[SUPPLIED DATA]
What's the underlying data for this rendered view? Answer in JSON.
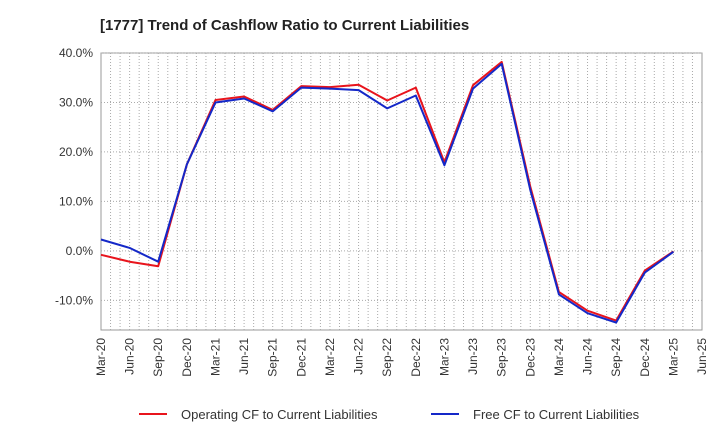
{
  "chart_data": {
    "type": "line",
    "title": "[1777]  Trend of Cashflow Ratio to Current Liabilities",
    "xlabel": "",
    "ylabel": "",
    "ylim": [
      -16,
      40
    ],
    "yticks": [
      -10,
      0,
      10,
      20,
      30,
      40
    ],
    "ytick_labels": [
      "-10.0%",
      "0.0%",
      "10.0%",
      "20.0%",
      "30.0%",
      "40.0%"
    ],
    "x_tick_labels": [
      "Mar-20",
      "Jun-20",
      "Sep-20",
      "Dec-20",
      "Mar-21",
      "Jun-21",
      "Sep-21",
      "Dec-21",
      "Mar-22",
      "Jun-22",
      "Sep-22",
      "Dec-22",
      "Mar-23",
      "Jun-23",
      "Sep-23",
      "Dec-23",
      "Mar-24",
      "Jun-24",
      "Sep-24",
      "Dec-24",
      "Mar-25",
      "Jun-25"
    ],
    "grid": true,
    "legend_position": "bottom",
    "series": [
      {
        "name": "Operating CF to Current Liabilities",
        "color": "#e8141c",
        "values": [
          -0.8,
          -2.2,
          -3.1,
          17.5,
          30.5,
          31.2,
          28.5,
          33.3,
          33.1,
          33.6,
          30.4,
          33.0,
          17.9,
          33.5,
          38.2,
          13.0,
          -8.3,
          -12.1,
          -14.1,
          -4.0,
          -0.1,
          null
        ]
      },
      {
        "name": "Free CF to Current Liabilities",
        "color": "#1428c8",
        "values": [
          2.3,
          0.6,
          -2.2,
          17.5,
          30.0,
          30.8,
          28.2,
          33.0,
          32.8,
          32.5,
          28.8,
          31.4,
          17.3,
          32.8,
          37.8,
          12.3,
          -8.8,
          -12.6,
          -14.5,
          -4.4,
          -0.2,
          null
        ]
      }
    ]
  }
}
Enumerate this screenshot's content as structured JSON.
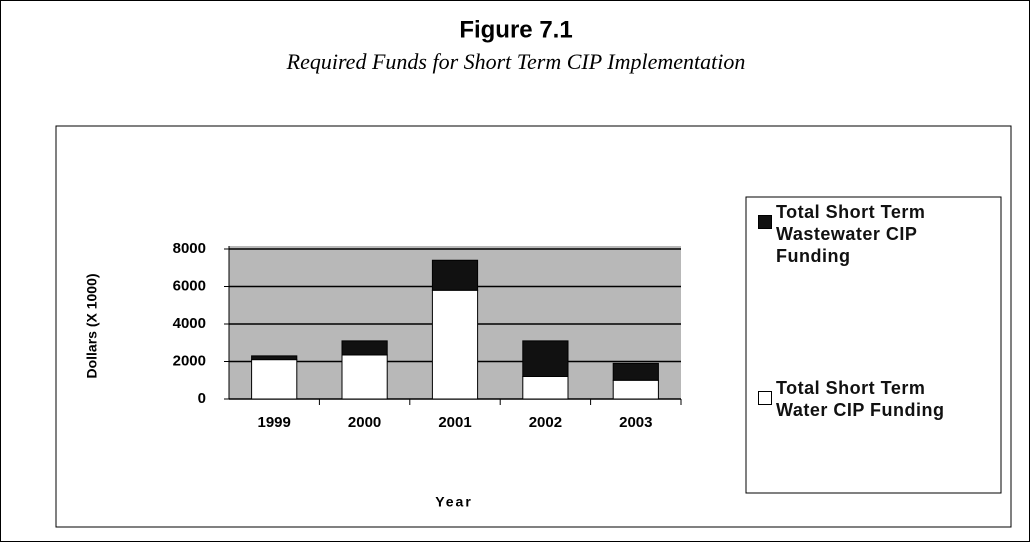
{
  "chart_data": {
    "type": "stacked_bar",
    "title": "Figure 7.1",
    "subtitle": "Required Funds for Short Term CIP Implementation",
    "y_label": "Dollars (X 1000)",
    "x_label": "Year",
    "categories": [
      "1999",
      "2000",
      "2001",
      "2002",
      "2003"
    ],
    "series": [
      {
        "name": "Total Short Term Wastewater CIP Funding",
        "color": "#111111",
        "values": [
          200,
          750,
          1600,
          1900,
          900
        ]
      },
      {
        "name": "Total Short Term Water CIP Funding",
        "color": "#ffffff",
        "values": [
          2100,
          2350,
          5800,
          1200,
          1000
        ]
      }
    ],
    "ylim": [
      0,
      8000
    ],
    "yticks": [
      0,
      2000,
      4000,
      6000,
      8000
    ],
    "grid": true
  }
}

[BRIEF] All the material shown above is to be copied exactly, with no pictures carried over.

[EXPECTED OUTPUT]
What's the underlying data for this rendered view? Answer in JSON.
{
  "chart_data": {
    "type": "line",
    "title": "[1777]  Trend of Cashflow Ratio to Current Liabilities",
    "xlabel": "",
    "ylabel": "",
    "ylim": [
      -16,
      40
    ],
    "yticks": [
      -10,
      0,
      10,
      20,
      30,
      40
    ],
    "ytick_labels": [
      "-10.0%",
      "0.0%",
      "10.0%",
      "20.0%",
      "30.0%",
      "40.0%"
    ],
    "x_tick_labels": [
      "Mar-20",
      "Jun-20",
      "Sep-20",
      "Dec-20",
      "Mar-21",
      "Jun-21",
      "Sep-21",
      "Dec-21",
      "Mar-22",
      "Jun-22",
      "Sep-22",
      "Dec-22",
      "Mar-23",
      "Jun-23",
      "Sep-23",
      "Dec-23",
      "Mar-24",
      "Jun-24",
      "Sep-24",
      "Dec-24",
      "Mar-25",
      "Jun-25"
    ],
    "grid": true,
    "legend_position": "bottom",
    "series": [
      {
        "name": "Operating CF to Current Liabilities",
        "color": "#e8141c",
        "values": [
          -0.8,
          -2.2,
          -3.1,
          17.5,
          30.5,
          31.2,
          28.5,
          33.3,
          33.1,
          33.6,
          30.4,
          33.0,
          17.9,
          33.5,
          38.2,
          13.0,
          -8.3,
          -12.1,
          -14.1,
          -4.0,
          -0.1,
          null
        ]
      },
      {
        "name": "Free CF to Current Liabilities",
        "color": "#1428c8",
        "values": [
          2.3,
          0.6,
          -2.2,
          17.5,
          30.0,
          30.8,
          28.2,
          33.0,
          32.8,
          32.5,
          28.8,
          31.4,
          17.3,
          32.8,
          37.8,
          12.3,
          -8.8,
          -12.6,
          -14.5,
          -4.4,
          -0.2,
          null
        ]
      }
    ]
  }
}
Enumerate this screenshot's content as structured JSON.
{
  "chart_data": {
    "type": "stacked_bar",
    "title": "Figure 7.1",
    "subtitle": "Required Funds for Short Term CIP Implementation",
    "y_label": "Dollars (X 1000)",
    "x_label": "Year",
    "categories": [
      "1999",
      "2000",
      "2001",
      "2002",
      "2003"
    ],
    "series": [
      {
        "name": "Total Short Term Wastewater CIP Funding",
        "color": "#111111",
        "values": [
          200,
          750,
          1600,
          1900,
          900
        ]
      },
      {
        "name": "Total Short Term Water CIP Funding",
        "color": "#ffffff",
        "values": [
          2100,
          2350,
          5800,
          1200,
          1000
        ]
      }
    ],
    "ylim": [
      0,
      8000
    ],
    "yticks": [
      0,
      2000,
      4000,
      6000,
      8000
    ],
    "grid": true
  }
}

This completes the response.